(Source records)
%%
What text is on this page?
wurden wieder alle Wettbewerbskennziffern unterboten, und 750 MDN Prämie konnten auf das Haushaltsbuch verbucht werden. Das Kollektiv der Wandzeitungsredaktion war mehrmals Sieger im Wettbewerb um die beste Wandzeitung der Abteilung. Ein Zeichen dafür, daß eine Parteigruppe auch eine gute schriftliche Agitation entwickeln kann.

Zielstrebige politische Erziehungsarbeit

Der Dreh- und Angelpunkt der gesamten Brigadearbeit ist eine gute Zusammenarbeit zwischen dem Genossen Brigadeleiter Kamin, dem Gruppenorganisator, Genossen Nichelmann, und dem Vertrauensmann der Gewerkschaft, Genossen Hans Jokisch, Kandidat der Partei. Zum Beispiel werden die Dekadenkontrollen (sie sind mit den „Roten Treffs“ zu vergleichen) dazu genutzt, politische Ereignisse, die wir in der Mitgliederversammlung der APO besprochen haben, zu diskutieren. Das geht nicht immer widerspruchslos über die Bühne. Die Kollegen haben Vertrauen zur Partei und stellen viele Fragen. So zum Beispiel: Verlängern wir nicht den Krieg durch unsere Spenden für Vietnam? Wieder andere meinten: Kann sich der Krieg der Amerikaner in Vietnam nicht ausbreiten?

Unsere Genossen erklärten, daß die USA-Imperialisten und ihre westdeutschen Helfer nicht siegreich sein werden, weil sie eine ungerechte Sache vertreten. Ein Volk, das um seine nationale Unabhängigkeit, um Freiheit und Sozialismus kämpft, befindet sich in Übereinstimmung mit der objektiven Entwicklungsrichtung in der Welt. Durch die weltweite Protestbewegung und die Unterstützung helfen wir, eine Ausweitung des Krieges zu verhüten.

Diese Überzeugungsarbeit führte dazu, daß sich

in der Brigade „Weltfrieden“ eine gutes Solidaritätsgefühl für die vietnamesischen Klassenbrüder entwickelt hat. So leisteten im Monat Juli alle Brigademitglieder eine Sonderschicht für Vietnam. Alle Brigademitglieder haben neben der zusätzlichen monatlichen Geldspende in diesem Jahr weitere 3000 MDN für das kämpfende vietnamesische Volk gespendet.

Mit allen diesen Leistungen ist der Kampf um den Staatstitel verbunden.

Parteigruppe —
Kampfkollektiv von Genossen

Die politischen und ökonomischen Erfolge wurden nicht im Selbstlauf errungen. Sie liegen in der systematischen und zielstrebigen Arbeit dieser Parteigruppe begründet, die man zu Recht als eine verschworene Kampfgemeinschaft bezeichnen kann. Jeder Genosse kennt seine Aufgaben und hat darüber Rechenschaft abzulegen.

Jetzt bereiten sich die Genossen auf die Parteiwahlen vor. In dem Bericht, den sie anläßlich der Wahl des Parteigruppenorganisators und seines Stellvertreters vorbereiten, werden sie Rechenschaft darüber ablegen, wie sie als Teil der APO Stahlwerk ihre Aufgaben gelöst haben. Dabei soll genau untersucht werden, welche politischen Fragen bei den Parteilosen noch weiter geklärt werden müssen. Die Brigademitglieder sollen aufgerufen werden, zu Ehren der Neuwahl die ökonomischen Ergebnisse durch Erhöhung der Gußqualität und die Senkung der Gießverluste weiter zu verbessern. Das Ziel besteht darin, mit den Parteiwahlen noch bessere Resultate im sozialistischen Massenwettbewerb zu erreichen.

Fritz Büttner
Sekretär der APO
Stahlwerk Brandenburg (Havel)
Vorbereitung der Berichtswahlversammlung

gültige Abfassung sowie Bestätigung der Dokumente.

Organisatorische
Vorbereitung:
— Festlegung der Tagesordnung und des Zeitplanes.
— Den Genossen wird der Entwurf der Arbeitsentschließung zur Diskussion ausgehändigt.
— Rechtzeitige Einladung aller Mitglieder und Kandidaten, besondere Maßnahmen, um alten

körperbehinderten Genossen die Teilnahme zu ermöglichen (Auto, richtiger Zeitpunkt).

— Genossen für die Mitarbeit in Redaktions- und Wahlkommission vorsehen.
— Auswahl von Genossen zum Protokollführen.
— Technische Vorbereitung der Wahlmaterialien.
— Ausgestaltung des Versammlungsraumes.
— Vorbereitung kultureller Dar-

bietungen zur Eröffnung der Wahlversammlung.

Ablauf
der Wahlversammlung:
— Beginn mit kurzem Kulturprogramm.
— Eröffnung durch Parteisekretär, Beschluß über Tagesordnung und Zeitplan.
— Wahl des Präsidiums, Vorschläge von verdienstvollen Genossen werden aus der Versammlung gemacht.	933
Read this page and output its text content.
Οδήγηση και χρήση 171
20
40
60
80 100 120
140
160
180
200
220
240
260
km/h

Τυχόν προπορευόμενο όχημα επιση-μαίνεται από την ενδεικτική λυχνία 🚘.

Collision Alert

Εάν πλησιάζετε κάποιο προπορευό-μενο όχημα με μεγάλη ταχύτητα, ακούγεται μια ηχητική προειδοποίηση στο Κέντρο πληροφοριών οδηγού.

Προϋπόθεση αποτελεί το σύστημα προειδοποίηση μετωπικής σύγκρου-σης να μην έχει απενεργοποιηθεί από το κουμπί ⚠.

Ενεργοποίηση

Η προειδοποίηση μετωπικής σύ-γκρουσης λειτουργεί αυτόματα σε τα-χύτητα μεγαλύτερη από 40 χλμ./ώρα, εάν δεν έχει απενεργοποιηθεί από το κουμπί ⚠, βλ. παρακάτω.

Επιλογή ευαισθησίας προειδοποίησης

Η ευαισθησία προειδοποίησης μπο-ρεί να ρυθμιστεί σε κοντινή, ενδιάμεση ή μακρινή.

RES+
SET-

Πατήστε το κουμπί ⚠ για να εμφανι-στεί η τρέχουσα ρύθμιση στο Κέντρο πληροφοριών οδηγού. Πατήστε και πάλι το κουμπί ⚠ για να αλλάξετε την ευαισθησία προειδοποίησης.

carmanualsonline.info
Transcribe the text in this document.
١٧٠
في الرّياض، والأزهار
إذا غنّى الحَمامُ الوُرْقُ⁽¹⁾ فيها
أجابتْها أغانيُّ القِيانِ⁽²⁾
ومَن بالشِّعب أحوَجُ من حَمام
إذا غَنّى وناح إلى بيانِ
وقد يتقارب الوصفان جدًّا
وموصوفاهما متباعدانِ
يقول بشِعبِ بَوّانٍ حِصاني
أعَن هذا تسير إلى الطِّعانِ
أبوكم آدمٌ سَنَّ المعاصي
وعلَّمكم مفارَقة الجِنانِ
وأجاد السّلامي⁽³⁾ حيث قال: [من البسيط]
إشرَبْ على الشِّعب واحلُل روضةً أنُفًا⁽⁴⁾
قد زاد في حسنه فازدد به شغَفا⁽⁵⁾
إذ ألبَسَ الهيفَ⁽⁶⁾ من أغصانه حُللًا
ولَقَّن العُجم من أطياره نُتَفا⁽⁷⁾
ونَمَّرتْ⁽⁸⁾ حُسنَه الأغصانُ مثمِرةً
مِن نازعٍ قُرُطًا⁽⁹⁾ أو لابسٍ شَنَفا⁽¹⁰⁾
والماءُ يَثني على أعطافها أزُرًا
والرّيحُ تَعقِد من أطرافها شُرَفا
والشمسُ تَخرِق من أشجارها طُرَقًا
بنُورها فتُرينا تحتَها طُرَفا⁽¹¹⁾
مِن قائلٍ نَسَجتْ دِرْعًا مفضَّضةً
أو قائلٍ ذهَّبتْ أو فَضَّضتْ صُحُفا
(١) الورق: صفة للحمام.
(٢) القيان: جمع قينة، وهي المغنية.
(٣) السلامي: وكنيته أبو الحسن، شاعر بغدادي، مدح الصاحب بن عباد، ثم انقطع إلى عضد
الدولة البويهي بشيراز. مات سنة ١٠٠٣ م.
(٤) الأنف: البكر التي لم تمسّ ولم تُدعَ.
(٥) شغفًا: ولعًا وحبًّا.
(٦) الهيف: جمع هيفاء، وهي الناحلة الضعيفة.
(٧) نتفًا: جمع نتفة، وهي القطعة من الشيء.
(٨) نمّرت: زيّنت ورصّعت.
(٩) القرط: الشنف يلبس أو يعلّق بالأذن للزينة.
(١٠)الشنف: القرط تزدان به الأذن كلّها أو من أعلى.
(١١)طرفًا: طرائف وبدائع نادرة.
%%
WRITTEN EXERCISE —
Transcribe exactly the line containing "Transcribe the text in this document." and all remaining lines of the material, ending with the last one.

ANSWER TO THIS PROBLEM —
Transcribe the text in this document.
١٧٠
في الرّياض، والأزهار
إذا غنّى الحَمامُ الوُرْقُ⁽¹⁾ فيها
أجابتْها أغانيُّ القِيانِ⁽²⁾
ومَن بالشِّعب أحوَجُ من حَمام
إذا غَنّى وناح إلى بيانِ
وقد يتقارب الوصفان جدًّا
وموصوفاهما متباعدانِ
يقول بشِعبِ بَوّانٍ حِصاني
أعَن هذا تسير إلى الطِّعانِ
أبوكم آدمٌ سَنَّ المعاصي
وعلَّمكم مفارَقة الجِنانِ
وأجاد السّلامي⁽³⁾ حيث قال: [من البسيط]
إشرَبْ على الشِّعب واحلُل روضةً أنُفًا⁽⁴⁾
قد زاد في حسنه فازدد به شغَفا⁽⁵⁾
إذ ألبَسَ الهيفَ⁽⁶⁾ من أغصانه حُللًا
ولَقَّن العُجم من أطياره نُتَفا⁽⁷⁾
ونَمَّرتْ⁽⁸⁾ حُسنَه الأغصانُ مثمِرةً
مِن نازعٍ قُرُطًا⁽⁹⁾ أو لابسٍ شَنَفا⁽¹⁰⁾
والماءُ يَثني على أعطافها أزُرًا
والرّيحُ تَعقِد من أطرافها شُرَفا
والشمسُ تَخرِق من أشجارها طُرَقًا
بنُورها فتُرينا تحتَها طُرَفا⁽¹¹⁾
مِن قائلٍ نَسَجتْ دِرْعًا مفضَّضةً
أو قائلٍ ذهَّبتْ أو فَضَّضتْ صُحُفا
(١) الورق: صفة للحمام.
(٢) القيان: جمع قينة، وهي المغنية.
(٣) السلامي: وكنيته أبو الحسن، شاعر بغدادي، مدح الصاحب بن عباد، ثم انقطع إلى عضد
الدولة البويهي بشيراز. مات سنة ١٠٠٣ م.
(٤) الأنف: البكر التي لم تمسّ ولم تُدعَ.
(٥) شغفًا: ولعًا وحبًّا.
(٦) الهيف: جمع هيفاء، وهي الناحلة الضعيفة.
(٧) نتفًا: جمع نتفة، وهي القطعة من الشيء.
(٨) نمّرت: زيّنت ورصّعت.
(٩) القرط: الشنف يلبس أو يعلّق بالأذن للزينة.
(١٠)الشنف: القرط تزدان به الأذن كلّها أو من أعلى.
(١١)طرفًا: طرائف وبدائع نادرة.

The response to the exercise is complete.